# THE PROBLEM
Filter the data below for the string "category" and copy each matching line.

§ §

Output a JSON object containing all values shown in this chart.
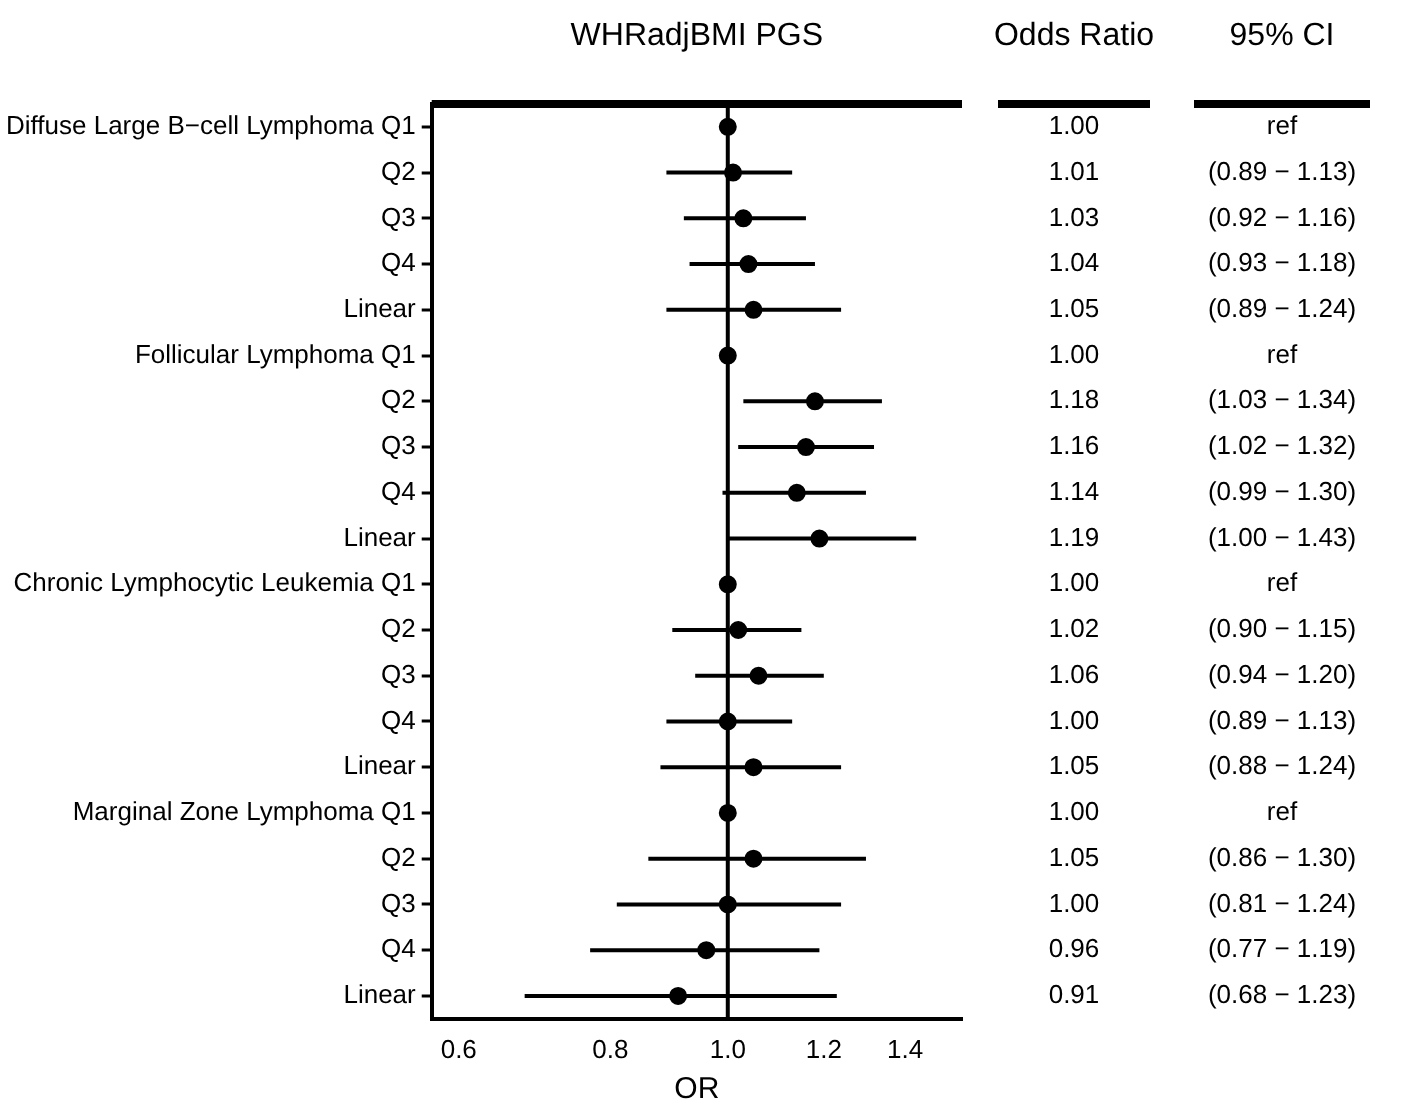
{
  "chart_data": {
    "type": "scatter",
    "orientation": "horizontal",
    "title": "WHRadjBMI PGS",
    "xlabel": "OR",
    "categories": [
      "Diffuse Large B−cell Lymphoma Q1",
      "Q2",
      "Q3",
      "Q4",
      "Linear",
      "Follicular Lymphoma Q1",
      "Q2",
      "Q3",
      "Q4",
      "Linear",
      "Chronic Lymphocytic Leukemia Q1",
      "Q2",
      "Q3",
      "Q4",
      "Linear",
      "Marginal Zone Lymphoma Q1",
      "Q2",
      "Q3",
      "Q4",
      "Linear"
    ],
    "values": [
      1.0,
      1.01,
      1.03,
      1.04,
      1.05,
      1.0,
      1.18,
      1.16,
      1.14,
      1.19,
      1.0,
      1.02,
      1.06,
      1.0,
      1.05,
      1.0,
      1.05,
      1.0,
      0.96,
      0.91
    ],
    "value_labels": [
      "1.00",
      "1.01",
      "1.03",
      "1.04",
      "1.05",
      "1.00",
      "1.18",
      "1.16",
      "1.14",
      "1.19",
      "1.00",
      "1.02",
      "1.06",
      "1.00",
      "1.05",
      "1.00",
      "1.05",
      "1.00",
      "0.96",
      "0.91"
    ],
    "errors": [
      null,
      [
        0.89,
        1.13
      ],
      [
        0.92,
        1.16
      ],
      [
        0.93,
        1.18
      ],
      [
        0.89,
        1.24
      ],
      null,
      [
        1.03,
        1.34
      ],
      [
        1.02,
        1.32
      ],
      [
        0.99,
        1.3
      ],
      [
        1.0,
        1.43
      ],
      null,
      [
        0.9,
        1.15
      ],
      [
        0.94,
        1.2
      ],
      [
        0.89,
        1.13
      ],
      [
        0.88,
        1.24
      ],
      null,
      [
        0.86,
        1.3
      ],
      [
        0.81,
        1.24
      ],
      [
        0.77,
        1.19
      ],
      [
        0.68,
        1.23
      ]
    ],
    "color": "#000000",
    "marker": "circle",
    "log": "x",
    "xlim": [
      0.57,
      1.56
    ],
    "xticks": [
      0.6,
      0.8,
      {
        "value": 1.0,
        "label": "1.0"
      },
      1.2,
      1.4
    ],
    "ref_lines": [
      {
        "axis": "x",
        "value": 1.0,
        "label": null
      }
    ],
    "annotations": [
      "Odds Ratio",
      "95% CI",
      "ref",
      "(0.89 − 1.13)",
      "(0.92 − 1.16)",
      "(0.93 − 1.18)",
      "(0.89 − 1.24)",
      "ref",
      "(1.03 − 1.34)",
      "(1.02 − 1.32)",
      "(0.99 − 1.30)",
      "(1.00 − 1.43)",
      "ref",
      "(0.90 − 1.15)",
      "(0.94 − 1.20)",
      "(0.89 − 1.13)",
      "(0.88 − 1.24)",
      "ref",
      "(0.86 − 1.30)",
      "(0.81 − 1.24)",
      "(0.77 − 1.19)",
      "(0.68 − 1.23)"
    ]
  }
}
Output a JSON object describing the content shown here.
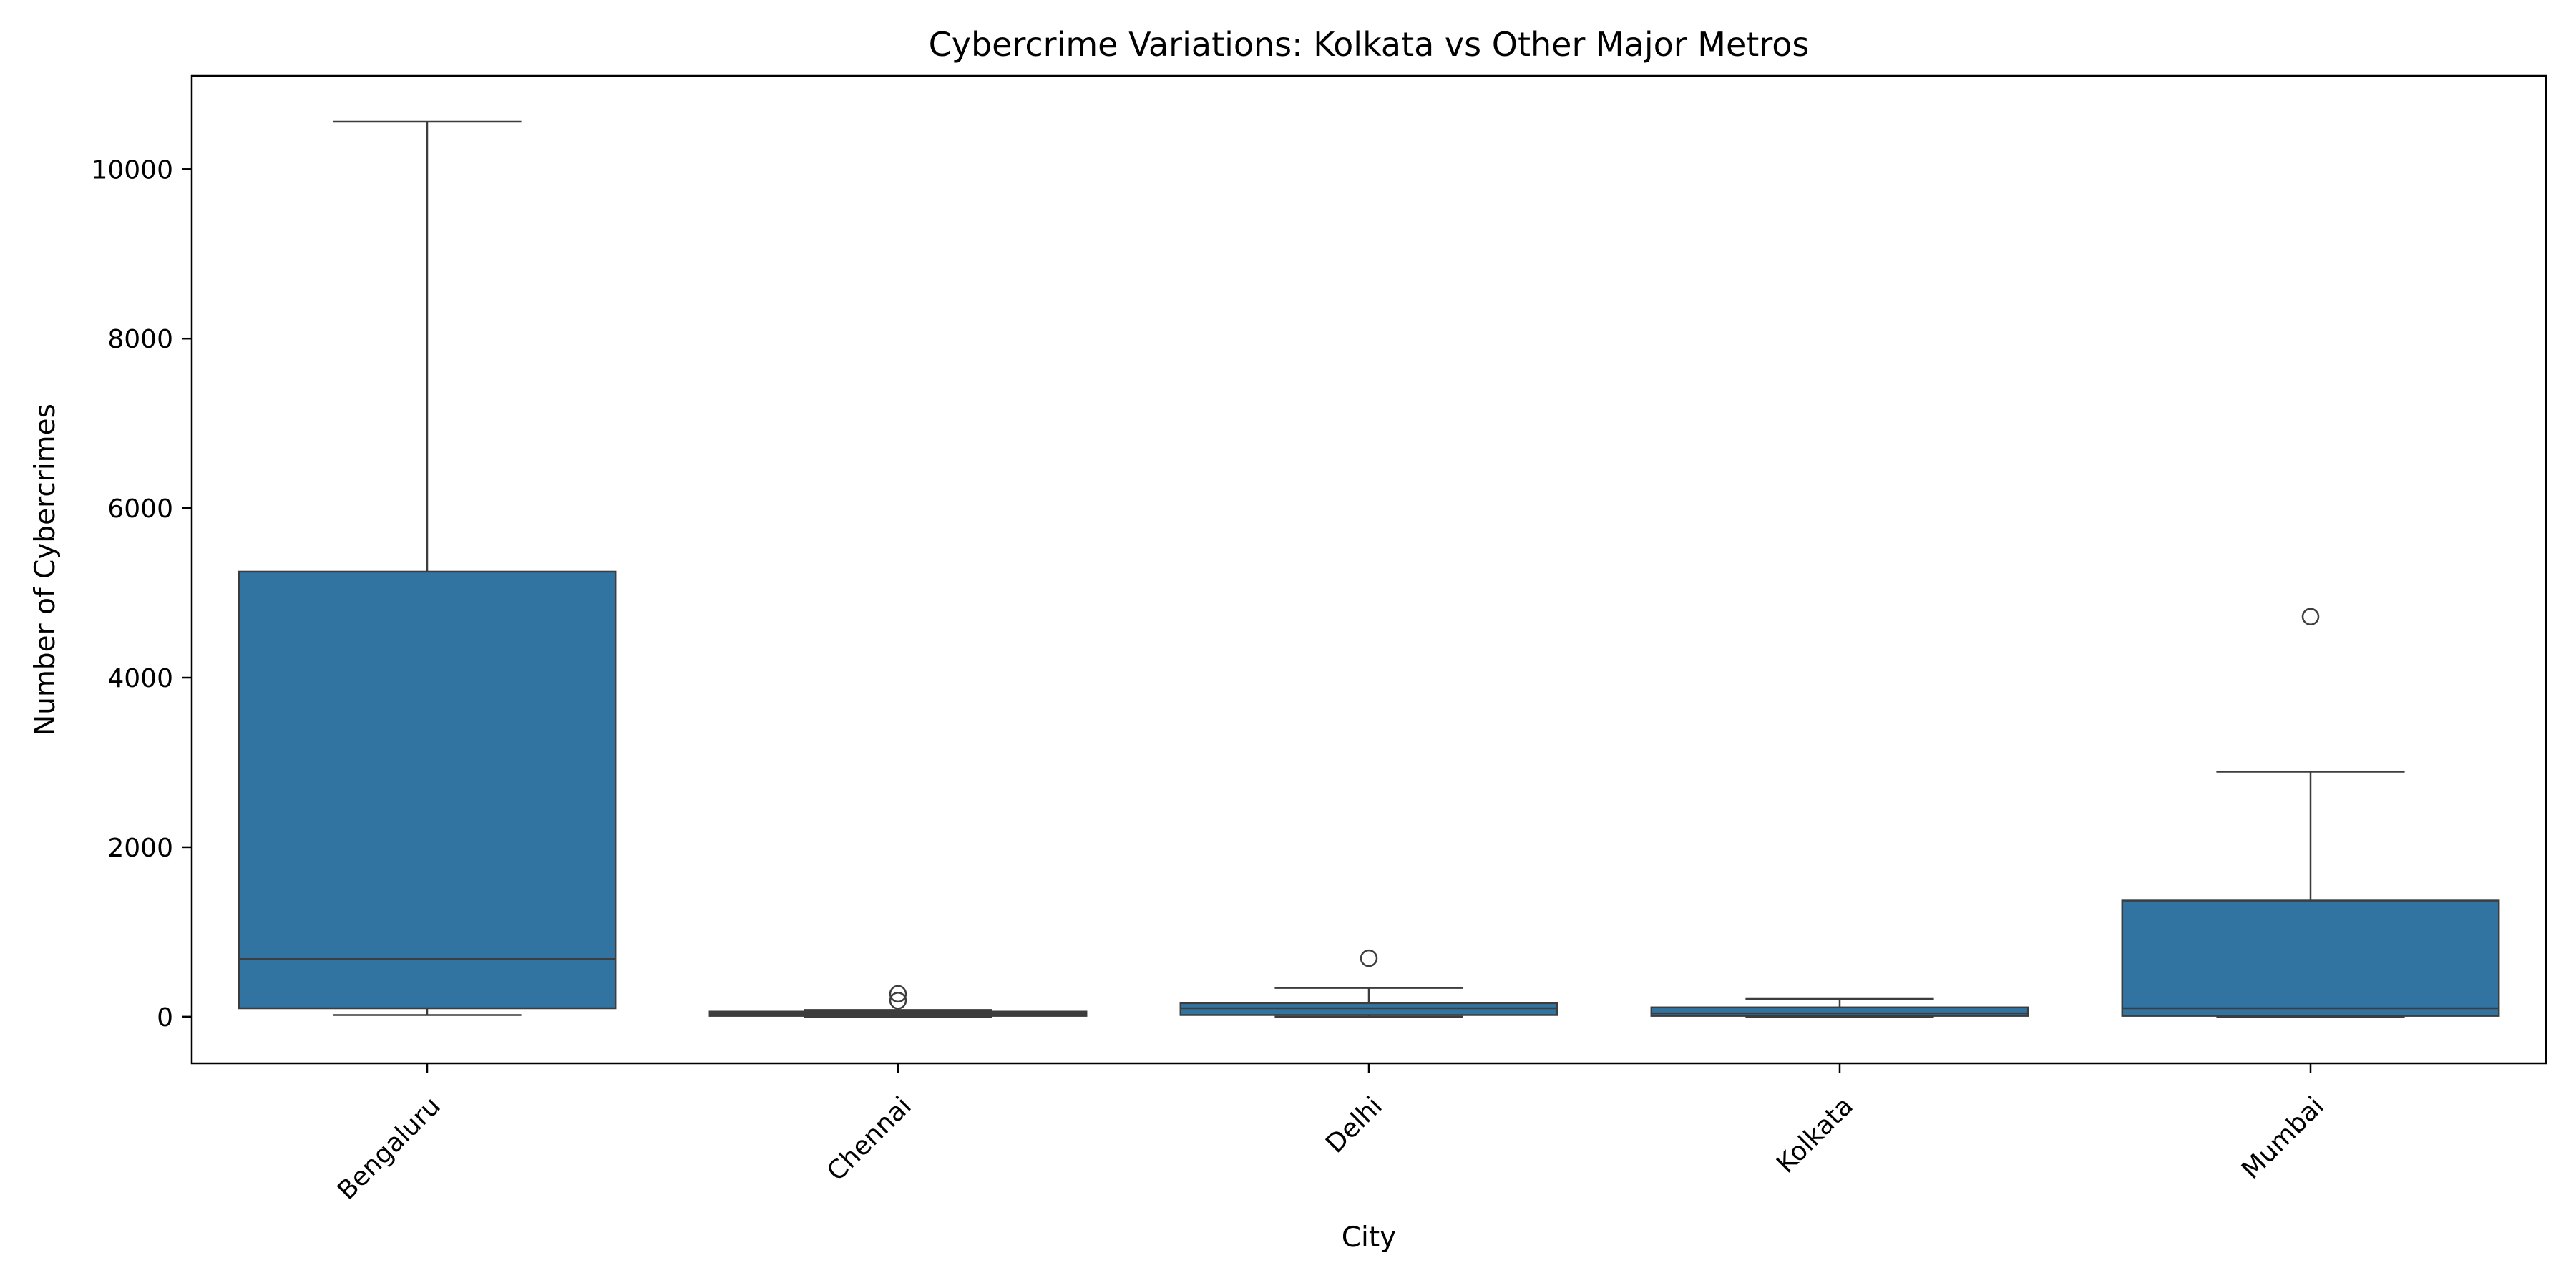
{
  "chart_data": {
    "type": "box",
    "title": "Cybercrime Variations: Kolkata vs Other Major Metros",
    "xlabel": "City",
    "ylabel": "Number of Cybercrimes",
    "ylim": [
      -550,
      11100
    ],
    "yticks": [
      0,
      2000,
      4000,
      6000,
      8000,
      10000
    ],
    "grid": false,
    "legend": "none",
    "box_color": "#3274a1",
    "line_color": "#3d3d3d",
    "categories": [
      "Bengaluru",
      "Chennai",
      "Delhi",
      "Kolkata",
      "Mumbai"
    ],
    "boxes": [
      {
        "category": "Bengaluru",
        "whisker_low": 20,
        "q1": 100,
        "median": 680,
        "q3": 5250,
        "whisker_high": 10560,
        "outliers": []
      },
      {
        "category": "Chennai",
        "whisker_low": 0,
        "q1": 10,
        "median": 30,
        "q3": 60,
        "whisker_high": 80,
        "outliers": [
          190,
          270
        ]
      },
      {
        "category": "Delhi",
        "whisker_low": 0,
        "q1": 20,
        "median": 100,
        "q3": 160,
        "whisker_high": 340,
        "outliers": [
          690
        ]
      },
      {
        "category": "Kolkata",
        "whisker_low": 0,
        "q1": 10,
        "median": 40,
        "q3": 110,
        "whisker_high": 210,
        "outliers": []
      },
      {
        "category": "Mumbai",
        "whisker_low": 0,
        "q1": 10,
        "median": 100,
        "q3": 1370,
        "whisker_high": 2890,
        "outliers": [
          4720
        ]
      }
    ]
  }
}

§ §

# RIGHT ANSWER
        "category": "Bengaluru",
        "category": "Chennai",
        "category": "Delhi",
        "category": "Kolkata",
        "category": "Mumbai",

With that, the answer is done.